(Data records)
──────
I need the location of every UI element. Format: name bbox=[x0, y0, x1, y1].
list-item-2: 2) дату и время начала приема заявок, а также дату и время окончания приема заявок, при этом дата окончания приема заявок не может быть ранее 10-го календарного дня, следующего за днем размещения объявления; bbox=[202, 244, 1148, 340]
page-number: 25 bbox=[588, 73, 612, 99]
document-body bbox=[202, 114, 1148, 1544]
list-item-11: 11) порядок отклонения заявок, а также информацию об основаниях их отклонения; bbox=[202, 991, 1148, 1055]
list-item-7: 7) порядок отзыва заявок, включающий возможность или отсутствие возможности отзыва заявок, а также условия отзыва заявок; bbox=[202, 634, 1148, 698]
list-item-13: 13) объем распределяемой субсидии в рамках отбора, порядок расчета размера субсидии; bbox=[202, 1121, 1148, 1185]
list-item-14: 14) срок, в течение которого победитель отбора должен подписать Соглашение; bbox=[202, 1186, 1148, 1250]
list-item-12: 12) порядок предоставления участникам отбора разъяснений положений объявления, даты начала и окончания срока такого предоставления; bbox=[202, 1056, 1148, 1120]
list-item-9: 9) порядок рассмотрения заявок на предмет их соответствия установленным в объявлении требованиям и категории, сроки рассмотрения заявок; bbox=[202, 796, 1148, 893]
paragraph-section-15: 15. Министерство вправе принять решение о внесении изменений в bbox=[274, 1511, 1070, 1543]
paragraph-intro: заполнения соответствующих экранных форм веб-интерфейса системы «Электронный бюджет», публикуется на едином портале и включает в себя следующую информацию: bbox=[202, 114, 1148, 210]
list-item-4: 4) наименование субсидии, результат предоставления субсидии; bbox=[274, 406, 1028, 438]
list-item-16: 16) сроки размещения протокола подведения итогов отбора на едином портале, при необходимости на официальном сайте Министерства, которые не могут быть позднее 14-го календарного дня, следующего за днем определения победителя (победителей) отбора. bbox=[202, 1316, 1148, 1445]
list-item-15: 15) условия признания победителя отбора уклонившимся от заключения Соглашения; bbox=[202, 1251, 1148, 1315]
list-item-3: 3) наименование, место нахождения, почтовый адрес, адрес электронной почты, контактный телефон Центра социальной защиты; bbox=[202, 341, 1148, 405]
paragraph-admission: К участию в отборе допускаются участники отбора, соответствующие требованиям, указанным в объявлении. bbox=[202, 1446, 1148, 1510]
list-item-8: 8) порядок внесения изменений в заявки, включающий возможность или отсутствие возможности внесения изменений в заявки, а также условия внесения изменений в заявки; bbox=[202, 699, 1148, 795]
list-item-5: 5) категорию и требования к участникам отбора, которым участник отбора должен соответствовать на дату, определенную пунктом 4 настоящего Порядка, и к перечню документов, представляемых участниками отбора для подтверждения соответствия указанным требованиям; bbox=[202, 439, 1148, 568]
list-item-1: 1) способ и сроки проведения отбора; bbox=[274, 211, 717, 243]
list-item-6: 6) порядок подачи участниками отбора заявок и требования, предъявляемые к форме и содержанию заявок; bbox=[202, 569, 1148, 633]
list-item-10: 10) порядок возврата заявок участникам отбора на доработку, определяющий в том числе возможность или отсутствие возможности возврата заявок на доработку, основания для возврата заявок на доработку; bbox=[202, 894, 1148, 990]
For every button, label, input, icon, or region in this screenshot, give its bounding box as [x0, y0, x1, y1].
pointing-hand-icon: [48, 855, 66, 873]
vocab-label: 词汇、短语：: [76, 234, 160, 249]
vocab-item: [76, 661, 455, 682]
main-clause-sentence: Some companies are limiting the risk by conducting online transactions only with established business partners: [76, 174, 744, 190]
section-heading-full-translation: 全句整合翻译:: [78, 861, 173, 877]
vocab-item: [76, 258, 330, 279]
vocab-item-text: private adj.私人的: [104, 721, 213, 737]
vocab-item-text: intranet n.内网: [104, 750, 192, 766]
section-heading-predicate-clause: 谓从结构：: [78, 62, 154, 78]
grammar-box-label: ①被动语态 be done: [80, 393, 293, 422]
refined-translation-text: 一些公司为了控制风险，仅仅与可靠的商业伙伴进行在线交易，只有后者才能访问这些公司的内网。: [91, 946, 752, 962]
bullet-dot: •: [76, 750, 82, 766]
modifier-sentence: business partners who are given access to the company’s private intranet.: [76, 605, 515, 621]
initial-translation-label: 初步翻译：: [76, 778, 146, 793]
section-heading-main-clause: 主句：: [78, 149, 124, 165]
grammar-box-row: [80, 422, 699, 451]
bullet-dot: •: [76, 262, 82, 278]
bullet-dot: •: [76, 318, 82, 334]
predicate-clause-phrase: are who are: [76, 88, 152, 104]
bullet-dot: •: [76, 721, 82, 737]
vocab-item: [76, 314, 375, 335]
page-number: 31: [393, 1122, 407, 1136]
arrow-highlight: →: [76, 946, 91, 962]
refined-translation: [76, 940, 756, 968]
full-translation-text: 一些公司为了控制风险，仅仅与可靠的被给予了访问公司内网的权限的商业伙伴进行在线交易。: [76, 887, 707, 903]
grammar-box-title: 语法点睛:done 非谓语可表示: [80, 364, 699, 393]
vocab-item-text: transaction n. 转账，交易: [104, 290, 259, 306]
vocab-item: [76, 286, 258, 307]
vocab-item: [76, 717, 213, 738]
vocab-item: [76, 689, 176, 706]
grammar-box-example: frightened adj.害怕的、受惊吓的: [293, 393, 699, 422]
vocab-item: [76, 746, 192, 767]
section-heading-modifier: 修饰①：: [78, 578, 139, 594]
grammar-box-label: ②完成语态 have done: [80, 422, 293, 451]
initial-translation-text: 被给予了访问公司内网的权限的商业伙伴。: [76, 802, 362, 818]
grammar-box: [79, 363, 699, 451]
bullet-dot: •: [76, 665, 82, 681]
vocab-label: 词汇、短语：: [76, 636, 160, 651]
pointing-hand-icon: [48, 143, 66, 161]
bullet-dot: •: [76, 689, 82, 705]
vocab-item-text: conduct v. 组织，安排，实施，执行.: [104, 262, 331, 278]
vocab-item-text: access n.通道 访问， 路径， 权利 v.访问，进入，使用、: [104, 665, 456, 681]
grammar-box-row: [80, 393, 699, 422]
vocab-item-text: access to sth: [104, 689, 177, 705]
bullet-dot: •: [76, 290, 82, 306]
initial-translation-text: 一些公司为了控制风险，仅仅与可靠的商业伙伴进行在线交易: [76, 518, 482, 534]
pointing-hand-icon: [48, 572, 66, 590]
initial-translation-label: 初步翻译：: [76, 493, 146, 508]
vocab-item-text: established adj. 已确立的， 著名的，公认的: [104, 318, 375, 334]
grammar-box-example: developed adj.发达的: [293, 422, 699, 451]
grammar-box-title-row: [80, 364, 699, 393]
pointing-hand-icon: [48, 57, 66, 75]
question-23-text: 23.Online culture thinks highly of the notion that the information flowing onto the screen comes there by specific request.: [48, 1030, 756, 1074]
──────
■ **Exercise**
Please pick out every line in the records above that contains the word "днем" and copy each one.

■ **Output for this exercise**
list-item-2: 2) дату и время начала приема заявок, а также дату и время окончания приема заявок, при этом дата окончания приема заявок не может быть ранее 10-го календарного дня, следующего за днем размещения объявления; bbox=[202, 244, 1148, 340]
list-item-16: 16) сроки размещения протокола подведения итогов отбора на едином портале, при необходимости на официальном сайте Министерства, которые не могут быть позднее 14-го календарного дня, следующего за днем определения победителя (победителей) отбора. bbox=[202, 1316, 1148, 1445]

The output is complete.